WHAT YOU ARE ASKED TO DO: Repeat the listing in full, preserving every character.

THE DATA:

* start *

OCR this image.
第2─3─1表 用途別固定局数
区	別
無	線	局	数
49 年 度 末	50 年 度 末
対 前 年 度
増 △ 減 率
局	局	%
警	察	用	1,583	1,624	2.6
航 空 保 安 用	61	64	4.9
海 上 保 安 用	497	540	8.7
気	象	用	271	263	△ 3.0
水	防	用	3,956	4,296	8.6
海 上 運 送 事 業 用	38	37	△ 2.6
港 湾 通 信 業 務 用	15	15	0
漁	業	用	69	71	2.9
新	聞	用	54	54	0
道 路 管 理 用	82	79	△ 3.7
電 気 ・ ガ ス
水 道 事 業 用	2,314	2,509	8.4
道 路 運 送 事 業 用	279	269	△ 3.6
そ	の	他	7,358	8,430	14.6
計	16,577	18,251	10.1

* end *

FULL SOLUTION:
OCR this image.
第2─3─1表 用途別固定局数
区	別
無	線	局	数
49 年 度 末	50 年 度 末
対 前 年 度
増 △ 減 率
局	局	%
警	察	用	1,583	1,624	2.6
航 空 保 安 用	61	64	4.9
海 上 保 安 用	497	540	8.7
気	象	用	271	263	△ 3.0
水	防	用	3,956	4,296	8.6
海 上 運 送 事 業 用	38	37	△ 2.6
港 湾 通 信 業 務 用	15	15	0
漁	業	用	69	71	2.9
新	聞	用	54	54	0
道 路 管 理 用	82	79	△ 3.7
電 気 ・ ガ ス
水 道 事 業 用	2,314	2,509	8.4
道 路 運 送 事 業 用	279	269	△ 3.6
そ	の	他	7,358	8,430	14.6
計	16,577	18,251	10.1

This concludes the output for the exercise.